- **WHAT YOU ARE ASKED TO DO**
Below are some records; return each one exactly.

- **PROVIDED DATA**
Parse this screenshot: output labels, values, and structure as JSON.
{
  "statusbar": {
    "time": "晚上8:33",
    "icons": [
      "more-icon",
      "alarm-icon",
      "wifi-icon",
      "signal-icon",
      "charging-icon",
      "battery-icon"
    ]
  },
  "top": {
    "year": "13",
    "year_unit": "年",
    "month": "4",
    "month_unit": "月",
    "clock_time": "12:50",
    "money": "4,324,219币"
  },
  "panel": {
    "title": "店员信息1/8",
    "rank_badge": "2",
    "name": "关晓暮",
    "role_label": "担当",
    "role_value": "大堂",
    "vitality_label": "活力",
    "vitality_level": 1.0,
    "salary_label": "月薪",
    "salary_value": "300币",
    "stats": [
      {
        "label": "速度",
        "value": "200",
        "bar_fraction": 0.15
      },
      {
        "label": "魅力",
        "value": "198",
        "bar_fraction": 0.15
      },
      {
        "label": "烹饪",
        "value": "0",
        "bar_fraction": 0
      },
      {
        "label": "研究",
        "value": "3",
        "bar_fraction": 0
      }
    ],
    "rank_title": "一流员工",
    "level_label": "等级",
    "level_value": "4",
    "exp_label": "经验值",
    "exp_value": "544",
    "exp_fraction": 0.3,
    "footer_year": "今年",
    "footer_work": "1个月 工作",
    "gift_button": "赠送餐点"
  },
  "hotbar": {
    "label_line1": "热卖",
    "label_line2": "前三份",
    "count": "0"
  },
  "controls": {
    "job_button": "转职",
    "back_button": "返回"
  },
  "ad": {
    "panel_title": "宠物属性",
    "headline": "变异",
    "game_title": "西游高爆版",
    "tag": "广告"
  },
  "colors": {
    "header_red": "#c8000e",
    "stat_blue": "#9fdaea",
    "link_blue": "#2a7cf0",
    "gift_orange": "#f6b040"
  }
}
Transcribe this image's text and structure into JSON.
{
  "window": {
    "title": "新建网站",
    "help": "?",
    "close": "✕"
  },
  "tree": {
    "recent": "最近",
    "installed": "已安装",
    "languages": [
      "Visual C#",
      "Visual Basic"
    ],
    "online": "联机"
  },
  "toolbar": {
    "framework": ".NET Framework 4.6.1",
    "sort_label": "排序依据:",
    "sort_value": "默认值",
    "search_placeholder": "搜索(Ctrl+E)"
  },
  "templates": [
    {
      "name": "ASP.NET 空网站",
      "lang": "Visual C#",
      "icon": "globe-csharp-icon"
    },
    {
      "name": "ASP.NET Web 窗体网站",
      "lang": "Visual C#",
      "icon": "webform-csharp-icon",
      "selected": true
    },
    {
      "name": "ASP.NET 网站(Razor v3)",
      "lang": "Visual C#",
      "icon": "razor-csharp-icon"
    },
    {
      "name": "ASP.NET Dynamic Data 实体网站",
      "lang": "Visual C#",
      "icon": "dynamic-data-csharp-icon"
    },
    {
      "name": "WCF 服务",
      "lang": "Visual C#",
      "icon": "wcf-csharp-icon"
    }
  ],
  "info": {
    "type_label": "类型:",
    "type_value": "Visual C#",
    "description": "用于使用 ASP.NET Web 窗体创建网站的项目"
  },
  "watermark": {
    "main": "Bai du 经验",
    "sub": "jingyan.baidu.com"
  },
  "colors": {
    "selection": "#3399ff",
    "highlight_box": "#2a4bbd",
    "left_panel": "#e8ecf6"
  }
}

- **OUTPUT BELOW**
Parse this screenshot: output labels, values, and structure as JSON.
{
  "statusbar": {
    "time": "晚上8:33",
    "icons": [
      "more-icon",
      "alarm-icon",
      "wifi-icon",
      "signal-icon",
      "charging-icon",
      "battery-icon"
    ]
  },
  "top": {
    "year": "13",
    "year_unit": "年",
    "month": "4",
    "month_unit": "月",
    "clock_time": "12:50",
    "money": "4,324,219币"
  },
  "panel": {
    "title": "店员信息1/8",
    "rank_badge": "2",
    "name": "关晓暮",
    "role_label": "担当",
    "role_value": "大堂",
    "vitality_label": "活力",
    "vitality_level": 1.0,
    "salary_label": "月薪",
    "salary_value": "300币",
    "stats": [
      {
        "label": "速度",
        "value": "200",
        "bar_fraction": 0.15
      },
      {
        "label": "魅力",
        "value": "198",
        "bar_fraction": 0.15
      },
      {
        "label": "烹饪",
        "value": "0",
        "bar_fraction": 0
      },
      {
        "label": "研究",
        "value": "3",
        "bar_fraction": 0
      }
    ],
    "rank_title": "一流员工",
    "level_label": "等级",
    "level_value": "4",
    "exp_label": "经验值",
    "exp_value": "544",
    "exp_fraction": 0.3,
    "footer_year": "今年",
    "footer_work": "1个月 工作",
    "gift_button": "赠送餐点"
  },
  "hotbar": {
    "label_line1": "热卖",
    "label_line2": "前三份",
    "count": "0"
  },
  "controls": {
    "job_button": "转职",
    "back_button": "返回"
  },
  "ad": {
    "panel_title": "宠物属性",
    "headline": "变异",
    "game_title": "西游高爆版",
    "tag": "广告"
  },
  "colors": {
    "header_red": "#c8000e",
    "stat_blue": "#9fdaea",
    "link_blue": "#2a7cf0",
    "gift_orange": "#f6b040"
  }
}
Transcribe this image's text and structure into JSON.
{
  "window": {
    "title": "新建网站",
    "help": "?",
    "close": "✕"
  },
  "tree": {
    "recent": "最近",
    "installed": "已安装",
    "languages": [
      "Visual C#",
      "Visual Basic"
    ],
    "online": "联机"
  },
  "toolbar": {
    "framework": ".NET Framework 4.6.1",
    "sort_label": "排序依据:",
    "sort_value": "默认值",
    "search_placeholder": "搜索(Ctrl+E)"
  },
  "templates": [
    {
      "name": "ASP.NET 空网站",
      "lang": "Visual C#",
      "icon": "globe-csharp-icon"
    },
    {
      "name": "ASP.NET Web 窗体网站",
      "lang": "Visual C#",
      "icon": "webform-csharp-icon",
      "selected": true
    },
    {
      "name": "ASP.NET 网站(Razor v3)",
      "lang": "Visual C#",
      "icon": "razor-csharp-icon"
    },
    {
      "name": "ASP.NET Dynamic Data 实体网站",
      "lang": "Visual C#",
      "icon": "dynamic-data-csharp-icon"
    },
    {
      "name": "WCF 服务",
      "lang": "Visual C#",
      "icon": "wcf-csharp-icon"
    }
  ],
  "info": {
    "type_label": "类型:",
    "type_value": "Visual C#",
    "description": "用于使用 ASP.NET Web 窗体创建网站的项目"
  },
  "watermark": {
    "main": "Bai du 经验",
    "sub": "jingyan.baidu.com"
  },
  "colors": {
    "selection": "#3399ff",
    "highlight_box": "#2a4bbd",
    "left_panel": "#e8ecf6"
  }
}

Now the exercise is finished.